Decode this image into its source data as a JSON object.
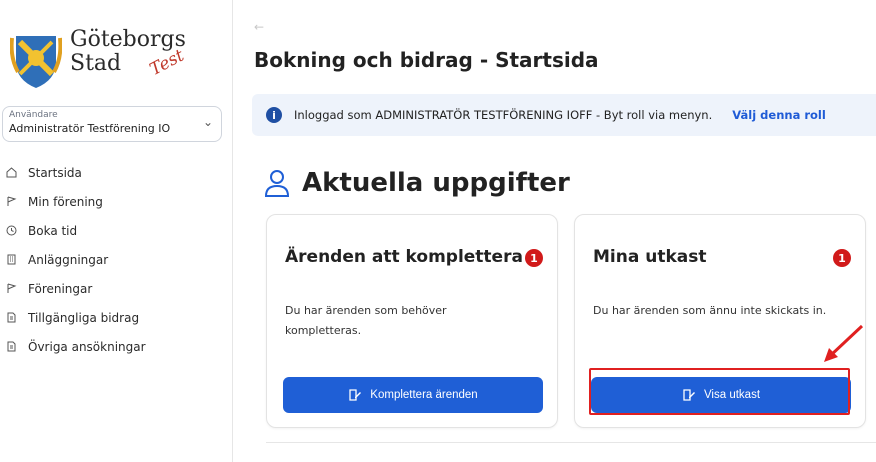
{
  "logo": {
    "line1": "Göteborgs",
    "line2": "Stad",
    "badge": "Test"
  },
  "role": {
    "label": "Användare",
    "value": "Administratör Testförening IO"
  },
  "sidebar": {
    "items": [
      {
        "label": "Startsida",
        "icon": "home-icon"
      },
      {
        "label": "Min förening",
        "icon": "flag-icon"
      },
      {
        "label": "Boka tid",
        "icon": "clock-icon"
      },
      {
        "label": "Anläggningar",
        "icon": "building-icon"
      },
      {
        "label": "Föreningar",
        "icon": "flag-icon"
      },
      {
        "label": "Tillgängliga bidrag",
        "icon": "document-icon"
      },
      {
        "label": "Övriga ansökningar",
        "icon": "document-icon"
      }
    ]
  },
  "page": {
    "back": "←",
    "title": "Bokning och bidrag - Startsida"
  },
  "banner": {
    "text": "Inloggad som ADMINISTRATÖR TESTFÖRENING IOFF - Byt roll via menyn.",
    "link": "Välj denna roll"
  },
  "section": {
    "title": "Aktuella uppgifter"
  },
  "cards": [
    {
      "title": "Ärenden att komplettera",
      "badge": "1",
      "desc": "Du har ärenden som behöver kompletteras.",
      "button": "Komplettera ärenden"
    },
    {
      "title": "Mina utkast",
      "badge": "1",
      "desc": "Du har ärenden som ännu inte skickats in.",
      "button": "Visa utkast"
    }
  ],
  "colors": {
    "primary": "#1f5fd6",
    "badge": "#d11a1a",
    "banner_bg": "#eef3fb",
    "annotation": "#e02020"
  }
}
====
▶ _Exercise goal_: Repeat the material above in full and exactly, omitting the pictures.

▶ _Written answer_:
Decode this image into its source data as a JSON object.
{
  "logo": {
    "line1": "Göteborgs",
    "line2": "Stad",
    "badge": "Test"
  },
  "role": {
    "label": "Användare",
    "value": "Administratör Testförening IO"
  },
  "sidebar": {
    "items": [
      {
        "label": "Startsida",
        "icon": "home-icon"
      },
      {
        "label": "Min förening",
        "icon": "flag-icon"
      },
      {
        "label": "Boka tid",
        "icon": "clock-icon"
      },
      {
        "label": "Anläggningar",
        "icon": "building-icon"
      },
      {
        "label": "Föreningar",
        "icon": "flag-icon"
      },
      {
        "label": "Tillgängliga bidrag",
        "icon": "document-icon"
      },
      {
        "label": "Övriga ansökningar",
        "icon": "document-icon"
      }
    ]
  },
  "page": {
    "back": "←",
    "title": "Bokning och bidrag - Startsida"
  },
  "banner": {
    "text": "Inloggad som ADMINISTRATÖR TESTFÖRENING IOFF - Byt roll via menyn.",
    "link": "Välj denna roll"
  },
  "section": {
    "title": "Aktuella uppgifter"
  },
  "cards": [
    {
      "title": "Ärenden att komplettera",
      "badge": "1",
      "desc": "Du har ärenden som behöver kompletteras.",
      "button": "Komplettera ärenden"
    },
    {
      "title": "Mina utkast",
      "badge": "1",
      "desc": "Du har ärenden som ännu inte skickats in.",
      "button": "Visa utkast"
    }
  ],
  "colors": {
    "primary": "#1f5fd6",
    "badge": "#d11a1a",
    "banner_bg": "#eef3fb",
    "annotation": "#e02020"
  }
}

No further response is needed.